■ STATED EXERCISE:
Review the material line by line. Identify and copy every line that contains the string "JSON".

=====

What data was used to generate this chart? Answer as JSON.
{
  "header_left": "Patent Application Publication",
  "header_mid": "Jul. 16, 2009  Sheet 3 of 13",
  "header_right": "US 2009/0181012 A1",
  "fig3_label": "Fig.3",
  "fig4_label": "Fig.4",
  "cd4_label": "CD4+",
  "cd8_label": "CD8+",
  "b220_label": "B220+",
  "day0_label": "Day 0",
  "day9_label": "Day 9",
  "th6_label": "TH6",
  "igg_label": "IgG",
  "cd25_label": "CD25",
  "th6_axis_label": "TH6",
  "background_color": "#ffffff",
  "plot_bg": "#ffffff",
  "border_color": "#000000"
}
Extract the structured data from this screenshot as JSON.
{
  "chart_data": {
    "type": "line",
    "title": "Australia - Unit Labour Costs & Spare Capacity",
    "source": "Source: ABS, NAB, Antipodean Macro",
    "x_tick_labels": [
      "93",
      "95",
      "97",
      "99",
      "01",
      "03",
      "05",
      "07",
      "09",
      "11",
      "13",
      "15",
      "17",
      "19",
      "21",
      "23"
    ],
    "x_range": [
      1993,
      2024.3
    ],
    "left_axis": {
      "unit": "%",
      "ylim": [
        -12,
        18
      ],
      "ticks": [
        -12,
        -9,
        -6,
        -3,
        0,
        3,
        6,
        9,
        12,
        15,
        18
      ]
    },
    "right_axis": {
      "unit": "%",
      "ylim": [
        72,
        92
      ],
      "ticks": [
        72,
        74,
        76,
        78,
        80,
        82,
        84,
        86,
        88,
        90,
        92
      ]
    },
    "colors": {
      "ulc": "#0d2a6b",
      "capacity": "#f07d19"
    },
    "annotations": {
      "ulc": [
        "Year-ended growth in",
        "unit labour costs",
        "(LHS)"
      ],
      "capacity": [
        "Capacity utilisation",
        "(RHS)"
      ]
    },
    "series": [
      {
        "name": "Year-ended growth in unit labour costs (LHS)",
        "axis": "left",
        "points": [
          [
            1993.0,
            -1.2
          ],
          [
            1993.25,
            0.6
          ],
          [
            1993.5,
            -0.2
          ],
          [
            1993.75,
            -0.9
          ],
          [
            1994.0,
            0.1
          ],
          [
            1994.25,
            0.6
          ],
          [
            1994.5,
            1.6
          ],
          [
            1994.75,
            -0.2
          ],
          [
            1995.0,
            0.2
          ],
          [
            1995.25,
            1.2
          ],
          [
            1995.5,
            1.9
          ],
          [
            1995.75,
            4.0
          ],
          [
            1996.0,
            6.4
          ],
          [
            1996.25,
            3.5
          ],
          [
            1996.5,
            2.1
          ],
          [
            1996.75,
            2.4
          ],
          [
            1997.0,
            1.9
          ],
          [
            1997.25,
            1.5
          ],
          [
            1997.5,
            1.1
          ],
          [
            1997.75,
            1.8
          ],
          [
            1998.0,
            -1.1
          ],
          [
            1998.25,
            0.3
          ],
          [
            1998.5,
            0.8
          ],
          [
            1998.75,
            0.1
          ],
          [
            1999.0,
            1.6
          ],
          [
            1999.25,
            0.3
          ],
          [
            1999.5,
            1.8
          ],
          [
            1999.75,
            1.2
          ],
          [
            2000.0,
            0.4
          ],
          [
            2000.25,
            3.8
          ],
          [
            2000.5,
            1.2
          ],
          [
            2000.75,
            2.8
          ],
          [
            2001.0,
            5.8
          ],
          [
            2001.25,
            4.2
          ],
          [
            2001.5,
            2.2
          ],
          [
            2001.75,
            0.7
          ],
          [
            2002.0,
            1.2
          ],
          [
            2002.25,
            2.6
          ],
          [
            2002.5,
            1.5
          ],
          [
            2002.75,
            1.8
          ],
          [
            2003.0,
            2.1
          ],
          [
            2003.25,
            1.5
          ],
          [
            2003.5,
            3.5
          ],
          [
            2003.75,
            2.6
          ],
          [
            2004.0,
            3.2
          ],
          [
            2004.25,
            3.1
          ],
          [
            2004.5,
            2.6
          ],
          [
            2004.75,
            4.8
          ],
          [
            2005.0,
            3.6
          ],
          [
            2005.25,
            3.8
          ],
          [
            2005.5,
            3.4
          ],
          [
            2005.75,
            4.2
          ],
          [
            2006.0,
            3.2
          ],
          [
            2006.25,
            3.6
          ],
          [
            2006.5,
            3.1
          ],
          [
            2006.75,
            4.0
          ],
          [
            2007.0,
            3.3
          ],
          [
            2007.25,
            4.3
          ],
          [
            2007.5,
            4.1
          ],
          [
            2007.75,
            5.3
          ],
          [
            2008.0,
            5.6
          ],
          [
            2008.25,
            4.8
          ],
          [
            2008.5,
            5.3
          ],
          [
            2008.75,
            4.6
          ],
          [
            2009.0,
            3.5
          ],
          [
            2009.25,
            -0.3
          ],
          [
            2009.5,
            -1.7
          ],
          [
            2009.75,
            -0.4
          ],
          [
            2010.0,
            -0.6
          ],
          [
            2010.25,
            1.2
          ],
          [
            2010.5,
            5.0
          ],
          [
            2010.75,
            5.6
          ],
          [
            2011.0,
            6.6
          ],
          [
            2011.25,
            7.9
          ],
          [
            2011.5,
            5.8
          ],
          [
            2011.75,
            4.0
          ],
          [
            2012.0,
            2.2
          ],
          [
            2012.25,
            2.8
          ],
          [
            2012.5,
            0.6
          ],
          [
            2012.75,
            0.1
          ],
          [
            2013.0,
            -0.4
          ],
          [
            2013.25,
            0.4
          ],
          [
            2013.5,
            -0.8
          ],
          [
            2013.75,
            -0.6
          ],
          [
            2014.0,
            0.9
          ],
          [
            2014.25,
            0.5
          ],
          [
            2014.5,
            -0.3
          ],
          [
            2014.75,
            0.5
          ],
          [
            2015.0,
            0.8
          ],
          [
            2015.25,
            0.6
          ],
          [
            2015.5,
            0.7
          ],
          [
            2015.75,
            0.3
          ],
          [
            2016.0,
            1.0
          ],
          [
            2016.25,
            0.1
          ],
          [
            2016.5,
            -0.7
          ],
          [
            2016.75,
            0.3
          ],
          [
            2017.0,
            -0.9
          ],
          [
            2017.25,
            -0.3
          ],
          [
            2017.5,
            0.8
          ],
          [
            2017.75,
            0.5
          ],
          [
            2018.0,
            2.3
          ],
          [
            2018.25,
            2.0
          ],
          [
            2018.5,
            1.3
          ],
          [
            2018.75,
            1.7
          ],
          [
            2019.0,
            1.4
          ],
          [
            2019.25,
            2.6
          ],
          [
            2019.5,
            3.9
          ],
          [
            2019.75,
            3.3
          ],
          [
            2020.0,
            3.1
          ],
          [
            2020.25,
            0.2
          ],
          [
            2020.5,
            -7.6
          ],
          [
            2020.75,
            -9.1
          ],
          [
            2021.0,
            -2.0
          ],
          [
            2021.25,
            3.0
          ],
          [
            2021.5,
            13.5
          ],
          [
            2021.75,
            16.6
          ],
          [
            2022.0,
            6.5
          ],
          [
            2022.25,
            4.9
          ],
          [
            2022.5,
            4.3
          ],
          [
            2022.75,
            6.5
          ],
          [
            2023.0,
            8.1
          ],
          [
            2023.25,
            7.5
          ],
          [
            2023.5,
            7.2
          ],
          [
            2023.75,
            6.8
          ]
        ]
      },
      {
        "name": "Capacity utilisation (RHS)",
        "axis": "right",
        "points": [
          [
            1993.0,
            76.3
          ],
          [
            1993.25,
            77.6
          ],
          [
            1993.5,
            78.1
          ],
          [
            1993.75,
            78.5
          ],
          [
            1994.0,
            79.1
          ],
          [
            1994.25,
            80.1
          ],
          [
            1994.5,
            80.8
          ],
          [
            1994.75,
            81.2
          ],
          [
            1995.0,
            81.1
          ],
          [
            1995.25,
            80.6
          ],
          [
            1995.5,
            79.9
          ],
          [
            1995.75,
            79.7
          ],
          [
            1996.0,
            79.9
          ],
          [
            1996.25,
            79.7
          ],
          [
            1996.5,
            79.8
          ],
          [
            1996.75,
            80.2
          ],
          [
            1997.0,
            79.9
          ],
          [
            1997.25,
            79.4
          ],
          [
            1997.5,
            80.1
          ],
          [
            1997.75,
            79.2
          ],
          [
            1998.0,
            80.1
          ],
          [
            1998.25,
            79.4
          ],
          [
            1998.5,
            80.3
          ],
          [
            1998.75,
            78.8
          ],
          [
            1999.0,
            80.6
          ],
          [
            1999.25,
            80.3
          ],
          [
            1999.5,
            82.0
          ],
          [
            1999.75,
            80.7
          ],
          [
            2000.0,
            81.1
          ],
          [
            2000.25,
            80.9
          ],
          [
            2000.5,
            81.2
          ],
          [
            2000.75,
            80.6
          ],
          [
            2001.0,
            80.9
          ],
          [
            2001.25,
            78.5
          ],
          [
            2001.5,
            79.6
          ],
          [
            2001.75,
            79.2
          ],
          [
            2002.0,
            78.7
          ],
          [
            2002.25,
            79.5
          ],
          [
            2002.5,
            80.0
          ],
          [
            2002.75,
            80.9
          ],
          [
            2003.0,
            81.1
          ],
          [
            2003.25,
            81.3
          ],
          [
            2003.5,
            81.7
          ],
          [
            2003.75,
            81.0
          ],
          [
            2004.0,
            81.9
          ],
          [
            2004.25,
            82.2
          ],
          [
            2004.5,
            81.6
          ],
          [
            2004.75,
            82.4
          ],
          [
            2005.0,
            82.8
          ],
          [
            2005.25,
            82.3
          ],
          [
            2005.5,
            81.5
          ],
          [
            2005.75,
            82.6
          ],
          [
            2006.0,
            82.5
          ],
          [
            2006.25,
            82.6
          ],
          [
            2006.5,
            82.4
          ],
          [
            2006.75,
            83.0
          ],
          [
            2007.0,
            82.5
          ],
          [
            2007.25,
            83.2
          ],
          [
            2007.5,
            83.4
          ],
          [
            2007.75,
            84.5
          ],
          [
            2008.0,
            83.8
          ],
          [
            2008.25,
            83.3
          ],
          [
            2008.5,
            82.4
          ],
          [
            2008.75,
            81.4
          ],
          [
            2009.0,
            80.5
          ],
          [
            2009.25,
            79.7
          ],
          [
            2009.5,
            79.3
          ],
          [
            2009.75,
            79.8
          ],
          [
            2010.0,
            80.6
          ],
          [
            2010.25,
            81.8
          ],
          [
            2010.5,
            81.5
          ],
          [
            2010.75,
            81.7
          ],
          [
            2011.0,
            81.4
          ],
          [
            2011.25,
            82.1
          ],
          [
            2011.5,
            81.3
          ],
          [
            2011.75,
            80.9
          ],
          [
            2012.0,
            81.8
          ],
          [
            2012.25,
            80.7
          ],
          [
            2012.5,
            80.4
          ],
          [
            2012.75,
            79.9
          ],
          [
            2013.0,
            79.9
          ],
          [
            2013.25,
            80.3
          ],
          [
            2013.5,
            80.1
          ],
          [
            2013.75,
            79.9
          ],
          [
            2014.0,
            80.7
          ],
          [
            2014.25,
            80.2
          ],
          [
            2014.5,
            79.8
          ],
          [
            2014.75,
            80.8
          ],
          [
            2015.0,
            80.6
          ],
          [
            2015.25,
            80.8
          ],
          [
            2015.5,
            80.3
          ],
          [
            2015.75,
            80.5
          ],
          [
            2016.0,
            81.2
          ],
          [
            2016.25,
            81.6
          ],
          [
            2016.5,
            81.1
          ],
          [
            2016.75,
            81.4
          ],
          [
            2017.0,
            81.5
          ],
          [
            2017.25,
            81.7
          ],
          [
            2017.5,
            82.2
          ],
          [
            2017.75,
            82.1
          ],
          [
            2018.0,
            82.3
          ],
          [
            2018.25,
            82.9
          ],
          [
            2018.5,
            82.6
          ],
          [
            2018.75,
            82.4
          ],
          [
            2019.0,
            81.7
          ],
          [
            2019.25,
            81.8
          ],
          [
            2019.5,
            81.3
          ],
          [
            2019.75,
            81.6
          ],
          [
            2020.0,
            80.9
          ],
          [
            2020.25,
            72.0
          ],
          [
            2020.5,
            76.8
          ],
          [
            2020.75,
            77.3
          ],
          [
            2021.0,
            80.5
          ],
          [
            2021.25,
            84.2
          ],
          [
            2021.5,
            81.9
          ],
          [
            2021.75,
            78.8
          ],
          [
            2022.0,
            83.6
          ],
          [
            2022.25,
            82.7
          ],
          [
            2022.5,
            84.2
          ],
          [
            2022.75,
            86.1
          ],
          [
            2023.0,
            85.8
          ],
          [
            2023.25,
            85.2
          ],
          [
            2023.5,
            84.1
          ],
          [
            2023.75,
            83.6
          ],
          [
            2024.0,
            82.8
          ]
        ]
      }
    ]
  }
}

=====

■ TASK RESPONSE:
What data was used to generate this chart? Answer as JSON.
Extract the structured data from this screenshot as JSON.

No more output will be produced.